Stored data entries:
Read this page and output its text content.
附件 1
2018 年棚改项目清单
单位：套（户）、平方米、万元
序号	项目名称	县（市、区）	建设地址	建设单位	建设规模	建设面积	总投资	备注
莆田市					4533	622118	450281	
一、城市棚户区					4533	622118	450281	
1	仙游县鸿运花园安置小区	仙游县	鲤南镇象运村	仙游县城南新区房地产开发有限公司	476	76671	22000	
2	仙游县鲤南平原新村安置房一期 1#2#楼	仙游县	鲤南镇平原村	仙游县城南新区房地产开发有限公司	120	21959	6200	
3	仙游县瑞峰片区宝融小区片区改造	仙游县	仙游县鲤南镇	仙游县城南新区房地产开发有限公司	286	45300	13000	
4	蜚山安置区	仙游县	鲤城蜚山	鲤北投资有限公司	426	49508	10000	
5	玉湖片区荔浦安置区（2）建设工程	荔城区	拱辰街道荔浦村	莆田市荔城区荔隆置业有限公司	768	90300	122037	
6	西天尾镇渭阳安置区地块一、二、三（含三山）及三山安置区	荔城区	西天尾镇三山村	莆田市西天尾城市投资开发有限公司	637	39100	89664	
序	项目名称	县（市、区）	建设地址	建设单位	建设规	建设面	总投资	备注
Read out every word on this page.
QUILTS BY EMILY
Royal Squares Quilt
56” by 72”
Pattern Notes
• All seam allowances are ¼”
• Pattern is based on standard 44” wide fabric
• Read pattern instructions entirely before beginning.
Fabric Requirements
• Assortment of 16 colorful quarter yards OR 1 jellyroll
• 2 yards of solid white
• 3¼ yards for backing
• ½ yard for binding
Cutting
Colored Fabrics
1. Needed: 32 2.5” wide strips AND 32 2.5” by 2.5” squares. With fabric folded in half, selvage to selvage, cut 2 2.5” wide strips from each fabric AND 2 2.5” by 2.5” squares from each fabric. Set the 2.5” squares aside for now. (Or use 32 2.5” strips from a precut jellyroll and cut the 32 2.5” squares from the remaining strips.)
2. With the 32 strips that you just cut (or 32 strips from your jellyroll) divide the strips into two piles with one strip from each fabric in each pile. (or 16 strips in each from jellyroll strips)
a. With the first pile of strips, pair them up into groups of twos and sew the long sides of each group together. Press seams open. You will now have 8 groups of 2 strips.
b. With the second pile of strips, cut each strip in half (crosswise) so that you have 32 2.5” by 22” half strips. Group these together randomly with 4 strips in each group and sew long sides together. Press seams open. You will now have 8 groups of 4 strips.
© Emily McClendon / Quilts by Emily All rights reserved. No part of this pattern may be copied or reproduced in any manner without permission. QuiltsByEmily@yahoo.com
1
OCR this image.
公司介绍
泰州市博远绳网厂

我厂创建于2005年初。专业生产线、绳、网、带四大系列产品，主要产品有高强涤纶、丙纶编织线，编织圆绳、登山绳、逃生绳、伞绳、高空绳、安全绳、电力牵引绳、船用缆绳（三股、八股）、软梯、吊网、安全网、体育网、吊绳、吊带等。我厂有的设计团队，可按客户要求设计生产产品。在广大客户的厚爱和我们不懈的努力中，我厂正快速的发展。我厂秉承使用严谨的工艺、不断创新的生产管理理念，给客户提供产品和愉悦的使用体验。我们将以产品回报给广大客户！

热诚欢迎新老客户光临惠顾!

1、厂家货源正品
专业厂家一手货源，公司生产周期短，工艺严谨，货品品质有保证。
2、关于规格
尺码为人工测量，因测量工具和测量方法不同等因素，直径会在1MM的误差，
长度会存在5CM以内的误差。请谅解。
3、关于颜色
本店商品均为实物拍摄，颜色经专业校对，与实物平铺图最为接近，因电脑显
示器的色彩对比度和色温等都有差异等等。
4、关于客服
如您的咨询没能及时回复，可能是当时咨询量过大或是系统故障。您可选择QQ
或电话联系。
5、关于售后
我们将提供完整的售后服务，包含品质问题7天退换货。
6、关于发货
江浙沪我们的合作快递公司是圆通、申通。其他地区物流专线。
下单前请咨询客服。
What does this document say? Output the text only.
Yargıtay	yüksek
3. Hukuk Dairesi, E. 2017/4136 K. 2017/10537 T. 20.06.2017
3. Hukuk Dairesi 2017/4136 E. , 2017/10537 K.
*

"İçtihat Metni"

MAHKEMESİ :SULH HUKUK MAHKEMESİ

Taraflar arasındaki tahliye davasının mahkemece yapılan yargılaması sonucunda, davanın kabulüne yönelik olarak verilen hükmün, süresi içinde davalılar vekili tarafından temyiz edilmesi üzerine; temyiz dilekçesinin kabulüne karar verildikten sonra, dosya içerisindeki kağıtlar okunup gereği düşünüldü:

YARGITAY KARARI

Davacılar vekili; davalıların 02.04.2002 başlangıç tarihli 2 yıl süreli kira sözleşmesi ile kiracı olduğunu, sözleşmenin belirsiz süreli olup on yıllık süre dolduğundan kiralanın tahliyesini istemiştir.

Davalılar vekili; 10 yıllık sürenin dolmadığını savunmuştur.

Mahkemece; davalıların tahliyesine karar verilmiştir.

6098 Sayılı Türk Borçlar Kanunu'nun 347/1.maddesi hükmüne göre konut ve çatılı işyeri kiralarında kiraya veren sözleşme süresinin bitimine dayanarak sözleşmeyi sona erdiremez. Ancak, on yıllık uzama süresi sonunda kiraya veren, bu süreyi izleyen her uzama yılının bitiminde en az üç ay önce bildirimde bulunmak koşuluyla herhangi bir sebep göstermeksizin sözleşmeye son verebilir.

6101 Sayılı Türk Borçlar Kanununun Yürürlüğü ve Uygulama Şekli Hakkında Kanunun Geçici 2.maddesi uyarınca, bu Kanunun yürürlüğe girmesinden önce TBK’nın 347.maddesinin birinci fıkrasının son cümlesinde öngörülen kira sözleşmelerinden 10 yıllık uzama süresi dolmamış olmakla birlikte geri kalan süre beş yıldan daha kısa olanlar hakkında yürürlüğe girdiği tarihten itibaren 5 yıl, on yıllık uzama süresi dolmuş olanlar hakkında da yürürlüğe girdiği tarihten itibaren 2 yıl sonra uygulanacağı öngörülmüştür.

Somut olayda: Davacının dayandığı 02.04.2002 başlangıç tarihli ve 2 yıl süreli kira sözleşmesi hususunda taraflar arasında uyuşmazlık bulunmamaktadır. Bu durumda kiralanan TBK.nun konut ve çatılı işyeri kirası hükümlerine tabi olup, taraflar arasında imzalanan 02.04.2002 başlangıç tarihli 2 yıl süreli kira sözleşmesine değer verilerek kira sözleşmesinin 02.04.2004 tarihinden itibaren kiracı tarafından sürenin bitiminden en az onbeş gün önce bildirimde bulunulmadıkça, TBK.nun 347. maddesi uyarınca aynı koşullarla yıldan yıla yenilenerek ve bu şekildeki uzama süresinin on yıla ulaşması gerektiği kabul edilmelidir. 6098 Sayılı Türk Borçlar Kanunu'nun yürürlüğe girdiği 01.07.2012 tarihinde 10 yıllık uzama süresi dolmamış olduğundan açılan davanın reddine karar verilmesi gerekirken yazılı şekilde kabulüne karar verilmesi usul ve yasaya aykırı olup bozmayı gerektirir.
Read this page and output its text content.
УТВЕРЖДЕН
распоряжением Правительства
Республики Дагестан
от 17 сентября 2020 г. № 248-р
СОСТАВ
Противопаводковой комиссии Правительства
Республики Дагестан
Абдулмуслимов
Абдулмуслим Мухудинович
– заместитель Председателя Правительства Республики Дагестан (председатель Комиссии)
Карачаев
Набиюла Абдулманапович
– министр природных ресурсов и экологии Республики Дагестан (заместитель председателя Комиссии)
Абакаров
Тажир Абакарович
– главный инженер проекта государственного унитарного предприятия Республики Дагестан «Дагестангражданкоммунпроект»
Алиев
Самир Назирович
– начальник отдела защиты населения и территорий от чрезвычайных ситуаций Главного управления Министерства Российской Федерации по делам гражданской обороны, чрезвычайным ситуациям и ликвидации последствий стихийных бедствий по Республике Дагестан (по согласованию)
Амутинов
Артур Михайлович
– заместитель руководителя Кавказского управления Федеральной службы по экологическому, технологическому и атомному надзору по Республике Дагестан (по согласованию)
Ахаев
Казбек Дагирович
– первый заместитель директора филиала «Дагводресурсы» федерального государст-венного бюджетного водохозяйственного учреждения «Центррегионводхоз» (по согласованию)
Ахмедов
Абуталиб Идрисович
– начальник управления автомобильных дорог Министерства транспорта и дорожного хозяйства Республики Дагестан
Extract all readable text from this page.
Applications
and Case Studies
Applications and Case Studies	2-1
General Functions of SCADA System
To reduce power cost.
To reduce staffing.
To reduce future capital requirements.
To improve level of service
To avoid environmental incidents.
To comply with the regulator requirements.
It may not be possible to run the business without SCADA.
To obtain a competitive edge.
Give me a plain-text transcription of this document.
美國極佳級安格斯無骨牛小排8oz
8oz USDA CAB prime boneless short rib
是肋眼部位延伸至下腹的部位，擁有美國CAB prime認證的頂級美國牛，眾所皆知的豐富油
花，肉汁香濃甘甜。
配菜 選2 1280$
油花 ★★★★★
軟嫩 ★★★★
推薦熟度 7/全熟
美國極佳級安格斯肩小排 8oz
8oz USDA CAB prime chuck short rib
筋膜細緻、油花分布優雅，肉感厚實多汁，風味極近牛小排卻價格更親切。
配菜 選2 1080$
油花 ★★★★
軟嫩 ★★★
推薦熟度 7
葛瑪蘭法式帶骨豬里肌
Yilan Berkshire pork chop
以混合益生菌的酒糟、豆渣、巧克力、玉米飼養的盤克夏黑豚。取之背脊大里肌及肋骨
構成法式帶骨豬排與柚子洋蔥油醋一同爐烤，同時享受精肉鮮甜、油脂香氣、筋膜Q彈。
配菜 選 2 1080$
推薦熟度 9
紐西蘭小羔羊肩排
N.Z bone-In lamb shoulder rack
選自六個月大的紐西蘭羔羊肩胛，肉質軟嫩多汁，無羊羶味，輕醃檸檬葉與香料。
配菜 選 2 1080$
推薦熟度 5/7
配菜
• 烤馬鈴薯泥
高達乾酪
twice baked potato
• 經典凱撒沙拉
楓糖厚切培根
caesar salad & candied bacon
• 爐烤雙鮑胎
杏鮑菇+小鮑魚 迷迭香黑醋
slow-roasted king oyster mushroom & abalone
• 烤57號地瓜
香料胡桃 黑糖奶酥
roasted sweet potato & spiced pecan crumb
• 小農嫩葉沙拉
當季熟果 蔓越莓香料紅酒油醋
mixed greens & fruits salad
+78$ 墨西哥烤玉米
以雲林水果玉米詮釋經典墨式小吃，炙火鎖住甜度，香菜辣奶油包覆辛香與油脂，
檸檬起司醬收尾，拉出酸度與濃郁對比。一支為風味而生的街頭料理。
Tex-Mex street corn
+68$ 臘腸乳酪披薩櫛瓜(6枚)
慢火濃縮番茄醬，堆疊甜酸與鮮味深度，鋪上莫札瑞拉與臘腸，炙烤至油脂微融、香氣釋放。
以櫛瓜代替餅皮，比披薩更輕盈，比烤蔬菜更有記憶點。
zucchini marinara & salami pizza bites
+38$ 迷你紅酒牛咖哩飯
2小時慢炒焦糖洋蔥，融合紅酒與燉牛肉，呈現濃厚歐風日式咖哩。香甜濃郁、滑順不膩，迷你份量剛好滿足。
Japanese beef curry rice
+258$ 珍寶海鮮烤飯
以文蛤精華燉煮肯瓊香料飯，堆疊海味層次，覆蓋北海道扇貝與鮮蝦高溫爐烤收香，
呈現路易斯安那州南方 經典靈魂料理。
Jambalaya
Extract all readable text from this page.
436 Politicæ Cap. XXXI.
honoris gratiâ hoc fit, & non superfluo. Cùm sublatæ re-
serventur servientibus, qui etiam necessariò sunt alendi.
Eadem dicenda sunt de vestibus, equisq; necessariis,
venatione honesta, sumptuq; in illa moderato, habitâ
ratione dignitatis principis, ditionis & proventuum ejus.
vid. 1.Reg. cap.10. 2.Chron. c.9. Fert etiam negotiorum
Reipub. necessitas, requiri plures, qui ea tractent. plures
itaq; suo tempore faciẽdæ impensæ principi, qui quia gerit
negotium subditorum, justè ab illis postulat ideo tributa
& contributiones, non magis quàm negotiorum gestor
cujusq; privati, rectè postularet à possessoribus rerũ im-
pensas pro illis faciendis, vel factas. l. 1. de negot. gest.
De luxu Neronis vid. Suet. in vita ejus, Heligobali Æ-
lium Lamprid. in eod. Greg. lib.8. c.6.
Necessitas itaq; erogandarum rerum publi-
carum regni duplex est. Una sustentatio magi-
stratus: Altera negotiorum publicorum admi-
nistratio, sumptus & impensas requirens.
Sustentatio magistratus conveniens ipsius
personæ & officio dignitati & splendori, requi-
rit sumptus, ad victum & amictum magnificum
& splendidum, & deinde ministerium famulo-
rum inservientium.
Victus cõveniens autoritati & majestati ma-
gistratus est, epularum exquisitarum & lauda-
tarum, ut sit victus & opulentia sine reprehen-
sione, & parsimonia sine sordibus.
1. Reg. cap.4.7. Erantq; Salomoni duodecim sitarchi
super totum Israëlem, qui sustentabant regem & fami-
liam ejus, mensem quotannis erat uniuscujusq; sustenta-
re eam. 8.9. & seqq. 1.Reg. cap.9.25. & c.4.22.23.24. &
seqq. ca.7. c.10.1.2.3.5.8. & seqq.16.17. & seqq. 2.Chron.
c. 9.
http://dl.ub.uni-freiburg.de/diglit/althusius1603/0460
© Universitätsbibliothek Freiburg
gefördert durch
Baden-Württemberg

### EXERCISE TASK
Identify the lines of the data that contain the word "Applications". Copy each of them.

### OUTPUT OF THE EXERCISE
Applications
Applications and Case Studies	2-1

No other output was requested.